_Data provided_:
▶

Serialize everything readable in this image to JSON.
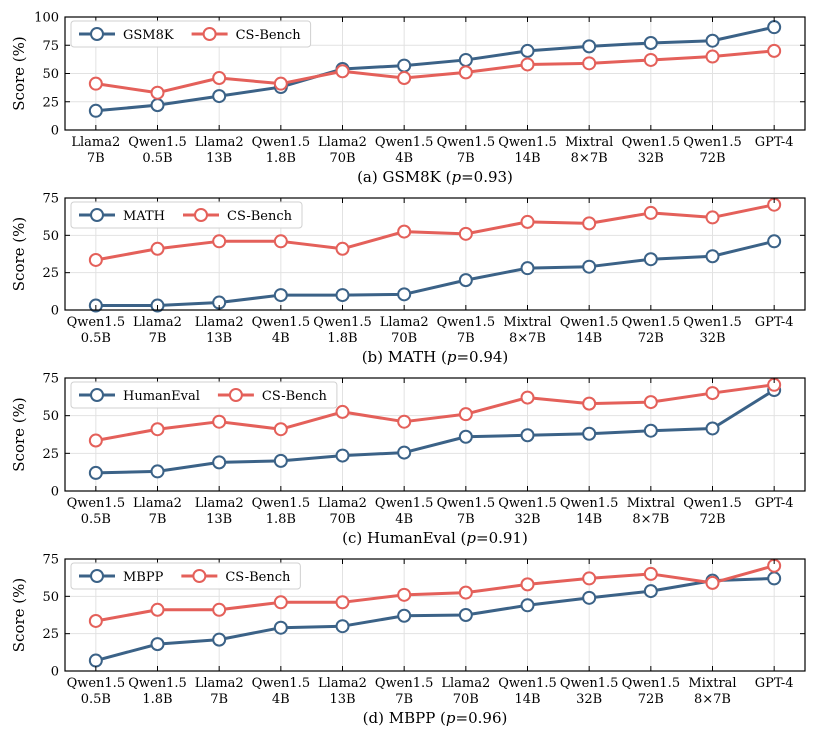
{
  "colors": {
    "blue": "#3b6287",
    "red": "#e4605a",
    "grid": "#e2e2e2",
    "axis": "#000000"
  },
  "chart_data": [
    {
      "type": "line",
      "caption_pre": "(a) GSM8K (",
      "caption_p": "p",
      "caption_post": "=0.93)",
      "ylabel": "Score (%)",
      "ylim": [
        0,
        100
      ],
      "yticks": [
        0,
        25,
        50,
        75,
        100
      ],
      "grid": true,
      "legend_position": "top-left",
      "categories": [
        [
          "Llama2",
          "7B"
        ],
        [
          "Qwen1.5",
          "0.5B"
        ],
        [
          "Llama2",
          "13B"
        ],
        [
          "Qwen1.5",
          "1.8B"
        ],
        [
          "Llama2",
          "70B"
        ],
        [
          "Qwen1.5",
          "4B"
        ],
        [
          "Qwen1.5",
          "7B"
        ],
        [
          "Qwen1.5",
          "14B"
        ],
        [
          "Mixtral",
          "8×7B"
        ],
        [
          "Qwen1.5",
          "32B"
        ],
        [
          "Qwen1.5",
          "72B"
        ],
        [
          "GPT-4",
          ""
        ]
      ],
      "series": [
        {
          "name": "GSM8K",
          "color": "blue",
          "values": [
            17,
            22,
            30,
            38,
            54,
            57,
            62,
            70,
            74,
            77,
            79,
            91
          ]
        },
        {
          "name": "CS-Bench",
          "color": "red",
          "values": [
            41,
            33,
            46,
            41,
            52,
            46,
            51,
            58,
            59,
            62,
            65,
            70
          ]
        }
      ]
    },
    {
      "type": "line",
      "caption_pre": "(b) MATH (",
      "caption_p": "p",
      "caption_post": "=0.94)",
      "ylabel": "Score (%)",
      "ylim": [
        0,
        75
      ],
      "yticks": [
        0,
        25,
        50,
        75
      ],
      "grid": true,
      "legend_position": "top-left",
      "categories": [
        [
          "Qwen1.5",
          "0.5B"
        ],
        [
          "Llama2",
          "7B"
        ],
        [
          "Llama2",
          "13B"
        ],
        [
          "Qwen1.5",
          "4B"
        ],
        [
          "Qwen1.5",
          "1.8B"
        ],
        [
          "Llama2",
          "70B"
        ],
        [
          "Qwen1.5",
          "7B"
        ],
        [
          "Mixtral",
          "8×7B"
        ],
        [
          "Qwen1.5",
          "14B"
        ],
        [
          "Qwen1.5",
          "72B"
        ],
        [
          "Qwen1.5",
          "32B"
        ],
        [
          "GPT-4",
          ""
        ]
      ],
      "series": [
        {
          "name": "MATH",
          "color": "blue",
          "values": [
            3,
            3,
            5,
            10,
            10,
            10.5,
            20,
            28,
            29,
            34,
            36,
            46
          ]
        },
        {
          "name": "CS-Bench",
          "color": "red",
          "values": [
            33.5,
            41,
            46,
            46,
            41,
            52.5,
            51,
            59,
            58,
            65,
            62,
            70.5
          ]
        }
      ]
    },
    {
      "type": "line",
      "caption_pre": "(c) HumanEval (",
      "caption_p": "p",
      "caption_post": "=0.91)",
      "ylabel": "Score (%)",
      "ylim": [
        0,
        75
      ],
      "yticks": [
        0,
        25,
        50,
        75
      ],
      "grid": true,
      "legend_position": "top-left",
      "categories": [
        [
          "Qwen1.5",
          "0.5B"
        ],
        [
          "Llama2",
          "7B"
        ],
        [
          "Llama2",
          "13B"
        ],
        [
          "Qwen1.5",
          "1.8B"
        ],
        [
          "Llama2",
          "70B"
        ],
        [
          "Qwen1.5",
          "4B"
        ],
        [
          "Qwen1.5",
          "7B"
        ],
        [
          "Qwen1.5",
          "32B"
        ],
        [
          "Qwen1.5",
          "14B"
        ],
        [
          "Mixtral",
          "8×7B"
        ],
        [
          "Qwen1.5",
          "72B"
        ],
        [
          "GPT-4",
          ""
        ]
      ],
      "series": [
        {
          "name": "HumanEval",
          "color": "blue",
          "values": [
            12,
            13,
            19,
            20,
            23.5,
            25.5,
            36,
            37,
            38,
            40,
            41.5,
            67
          ]
        },
        {
          "name": "CS-Bench",
          "color": "red",
          "values": [
            33.5,
            41,
            46,
            41,
            52.5,
            46,
            51,
            62,
            58,
            59,
            65,
            70.5
          ]
        }
      ]
    },
    {
      "type": "line",
      "caption_pre": "(d) MBPP (",
      "caption_p": "p",
      "caption_post": "=0.96)",
      "ylabel": "Score (%)",
      "ylim": [
        0,
        75
      ],
      "yticks": [
        0,
        25,
        50,
        75
      ],
      "grid": true,
      "legend_position": "top-left",
      "categories": [
        [
          "Qwen1.5",
          "0.5B"
        ],
        [
          "Qwen1.5",
          "1.8B"
        ],
        [
          "Llama2",
          "7B"
        ],
        [
          "Qwen1.5",
          "4B"
        ],
        [
          "Llama2",
          "13B"
        ],
        [
          "Qwen1.5",
          "7B"
        ],
        [
          "Llama2",
          "70B"
        ],
        [
          "Qwen1.5",
          "14B"
        ],
        [
          "Qwen1.5",
          "32B"
        ],
        [
          "Qwen1.5",
          "72B"
        ],
        [
          "Mixtral",
          "8×7B"
        ],
        [
          "GPT-4",
          ""
        ]
      ],
      "series": [
        {
          "name": "MBPP",
          "color": "blue",
          "values": [
            7,
            18,
            21,
            29,
            30,
            37,
            37.5,
            44,
            49,
            53.5,
            60.5,
            62
          ]
        },
        {
          "name": "CS-Bench",
          "color": "red",
          "values": [
            33.5,
            41,
            41,
            46,
            46,
            51,
            52.5,
            58,
            62,
            65,
            59,
            70.5
          ]
        }
      ]
    }
  ]
}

◀

_Work instructions_: Copy out all the records exactly, excluding pictures.

_Solution for this task_:
Serialize everything readable in this image to JSON.
{
  "colors": {
    "blue": "#3b6287",
    "red": "#e4605a",
    "grid": "#e2e2e2",
    "axis": "#000000"
  },
  "chart_data": [
    {
      "type": "line",
      "caption_pre": "(a) GSM8K (",
      "caption_p": "p",
      "caption_post": "=0.93)",
      "ylabel": "Score (%)",
      "ylim": [
        0,
        100
      ],
      "yticks": [
        0,
        25,
        50,
        75,
        100
      ],
      "grid": true,
      "legend_position": "top-left",
      "categories": [
        [
          "Llama2",
          "7B"
        ],
        [
          "Qwen1.5",
          "0.5B"
        ],
        [
          "Llama2",
          "13B"
        ],
        [
          "Qwen1.5",
          "1.8B"
        ],
        [
          "Llama2",
          "70B"
        ],
        [
          "Qwen1.5",
          "4B"
        ],
        [
          "Qwen1.5",
          "7B"
        ],
        [
          "Qwen1.5",
          "14B"
        ],
        [
          "Mixtral",
          "8×7B"
        ],
        [
          "Qwen1.5",
          "32B"
        ],
        [
          "Qwen1.5",
          "72B"
        ],
        [
          "GPT-4",
          ""
        ]
      ],
      "series": [
        {
          "name": "GSM8K",
          "color": "blue",
          "values": [
            17,
            22,
            30,
            38,
            54,
            57,
            62,
            70,
            74,
            77,
            79,
            91
          ]
        },
        {
          "name": "CS-Bench",
          "color": "red",
          "values": [
            41,
            33,
            46,
            41,
            52,
            46,
            51,
            58,
            59,
            62,
            65,
            70
          ]
        }
      ]
    },
    {
      "type": "line",
      "caption_pre": "(b) MATH (",
      "caption_p": "p",
      "caption_post": "=0.94)",
      "ylabel": "Score (%)",
      "ylim": [
        0,
        75
      ],
      "yticks": [
        0,
        25,
        50,
        75
      ],
      "grid": true,
      "legend_position": "top-left",
      "categories": [
        [
          "Qwen1.5",
          "0.5B"
        ],
        [
          "Llama2",
          "7B"
        ],
        [
          "Llama2",
          "13B"
        ],
        [
          "Qwen1.5",
          "4B"
        ],
        [
          "Qwen1.5",
          "1.8B"
        ],
        [
          "Llama2",
          "70B"
        ],
        [
          "Qwen1.5",
          "7B"
        ],
        [
          "Mixtral",
          "8×7B"
        ],
        [
          "Qwen1.5",
          "14B"
        ],
        [
          "Qwen1.5",
          "72B"
        ],
        [
          "Qwen1.5",
          "32B"
        ],
        [
          "GPT-4",
          ""
        ]
      ],
      "series": [
        {
          "name": "MATH",
          "color": "blue",
          "values": [
            3,
            3,
            5,
            10,
            10,
            10.5,
            20,
            28,
            29,
            34,
            36,
            46
          ]
        },
        {
          "name": "CS-Bench",
          "color": "red",
          "values": [
            33.5,
            41,
            46,
            46,
            41,
            52.5,
            51,
            59,
            58,
            65,
            62,
            70.5
          ]
        }
      ]
    },
    {
      "type": "line",
      "caption_pre": "(c) HumanEval (",
      "caption_p": "p",
      "caption_post": "=0.91)",
      "ylabel": "Score (%)",
      "ylim": [
        0,
        75
      ],
      "yticks": [
        0,
        25,
        50,
        75
      ],
      "grid": true,
      "legend_position": "top-left",
      "categories": [
        [
          "Qwen1.5",
          "0.5B"
        ],
        [
          "Llama2",
          "7B"
        ],
        [
          "Llama2",
          "13B"
        ],
        [
          "Qwen1.5",
          "1.8B"
        ],
        [
          "Llama2",
          "70B"
        ],
        [
          "Qwen1.5",
          "4B"
        ],
        [
          "Qwen1.5",
          "7B"
        ],
        [
          "Qwen1.5",
          "32B"
        ],
        [
          "Qwen1.5",
          "14B"
        ],
        [
          "Mixtral",
          "8×7B"
        ],
        [
          "Qwen1.5",
          "72B"
        ],
        [
          "GPT-4",
          ""
        ]
      ],
      "series": [
        {
          "name": "HumanEval",
          "color": "blue",
          "values": [
            12,
            13,
            19,
            20,
            23.5,
            25.5,
            36,
            37,
            38,
            40,
            41.5,
            67
          ]
        },
        {
          "name": "CS-Bench",
          "color": "red",
          "values": [
            33.5,
            41,
            46,
            41,
            52.5,
            46,
            51,
            62,
            58,
            59,
            65,
            70.5
          ]
        }
      ]
    },
    {
      "type": "line",
      "caption_pre": "(d) MBPP (",
      "caption_p": "p",
      "caption_post": "=0.96)",
      "ylabel": "Score (%)",
      "ylim": [
        0,
        75
      ],
      "yticks": [
        0,
        25,
        50,
        75
      ],
      "grid": true,
      "legend_position": "top-left",
      "categories": [
        [
          "Qwen1.5",
          "0.5B"
        ],
        [
          "Qwen1.5",
          "1.8B"
        ],
        [
          "Llama2",
          "7B"
        ],
        [
          "Qwen1.5",
          "4B"
        ],
        [
          "Llama2",
          "13B"
        ],
        [
          "Qwen1.5",
          "7B"
        ],
        [
          "Llama2",
          "70B"
        ],
        [
          "Qwen1.5",
          "14B"
        ],
        [
          "Qwen1.5",
          "32B"
        ],
        [
          "Qwen1.5",
          "72B"
        ],
        [
          "Mixtral",
          "8×7B"
        ],
        [
          "GPT-4",
          ""
        ]
      ],
      "series": [
        {
          "name": "MBPP",
          "color": "blue",
          "values": [
            7,
            18,
            21,
            29,
            30,
            37,
            37.5,
            44,
            49,
            53.5,
            60.5,
            62
          ]
        },
        {
          "name": "CS-Bench",
          "color": "red",
          "values": [
            33.5,
            41,
            41,
            46,
            46,
            51,
            52.5,
            58,
            62,
            65,
            59,
            70.5
          ]
        }
      ]
    }
  ]
}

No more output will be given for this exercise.